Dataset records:
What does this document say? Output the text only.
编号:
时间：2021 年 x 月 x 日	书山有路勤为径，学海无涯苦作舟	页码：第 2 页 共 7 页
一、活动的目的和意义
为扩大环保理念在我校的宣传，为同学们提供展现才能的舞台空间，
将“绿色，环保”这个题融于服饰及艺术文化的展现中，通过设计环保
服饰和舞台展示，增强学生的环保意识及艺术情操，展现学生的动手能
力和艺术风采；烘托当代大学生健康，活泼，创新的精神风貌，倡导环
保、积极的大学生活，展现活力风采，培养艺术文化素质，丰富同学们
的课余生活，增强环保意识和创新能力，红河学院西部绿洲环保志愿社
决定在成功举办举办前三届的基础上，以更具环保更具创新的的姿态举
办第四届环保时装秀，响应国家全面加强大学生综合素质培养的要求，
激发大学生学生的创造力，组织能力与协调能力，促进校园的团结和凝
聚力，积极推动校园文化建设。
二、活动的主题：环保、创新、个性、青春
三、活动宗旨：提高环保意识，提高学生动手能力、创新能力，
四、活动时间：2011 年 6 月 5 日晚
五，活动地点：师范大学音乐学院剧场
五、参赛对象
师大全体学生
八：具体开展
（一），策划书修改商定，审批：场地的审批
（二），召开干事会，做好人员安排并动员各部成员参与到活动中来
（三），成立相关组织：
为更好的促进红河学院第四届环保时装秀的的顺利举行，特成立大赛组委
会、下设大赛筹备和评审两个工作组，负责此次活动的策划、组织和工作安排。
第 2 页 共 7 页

▸ Problem description: Every entry must be quoted exactly as it appears above.

▸ Worked solution:
What does this document say? Output the text only.
编号:
时间：2021 年 x 月 x 日	书山有路勤为径，学海无涯苦作舟	页码：第 2 页 共 7 页
一、活动的目的和意义
为扩大环保理念在我校的宣传，为同学们提供展现才能的舞台空间，
将“绿色，环保”这个题融于服饰及艺术文化的展现中，通过设计环保
服饰和舞台展示，增强学生的环保意识及艺术情操，展现学生的动手能
力和艺术风采；烘托当代大学生健康，活泼，创新的精神风貌，倡导环
保、积极的大学生活，展现活力风采，培养艺术文化素质，丰富同学们
的课余生活，增强环保意识和创新能力，红河学院西部绿洲环保志愿社
决定在成功举办举办前三届的基础上，以更具环保更具创新的的姿态举
办第四届环保时装秀，响应国家全面加强大学生综合素质培养的要求，
激发大学生学生的创造力，组织能力与协调能力，促进校园的团结和凝
聚力，积极推动校园文化建设。
二、活动的主题：环保、创新、个性、青春
三、活动宗旨：提高环保意识，提高学生动手能力、创新能力，
四、活动时间：2011 年 6 月 5 日晚
五，活动地点：师范大学音乐学院剧场
五、参赛对象
师大全体学生
八：具体开展
（一），策划书修改商定，审批：场地的审批
（二），召开干事会，做好人员安排并动员各部成员参与到活动中来
（三），成立相关组织：
为更好的促进红河学院第四届环保时装秀的的顺利举行，特成立大赛组委
会、下设大赛筹备和评审两个工作组，负责此次活动的策划、组织和工作安排。
第 2 页 共 7 页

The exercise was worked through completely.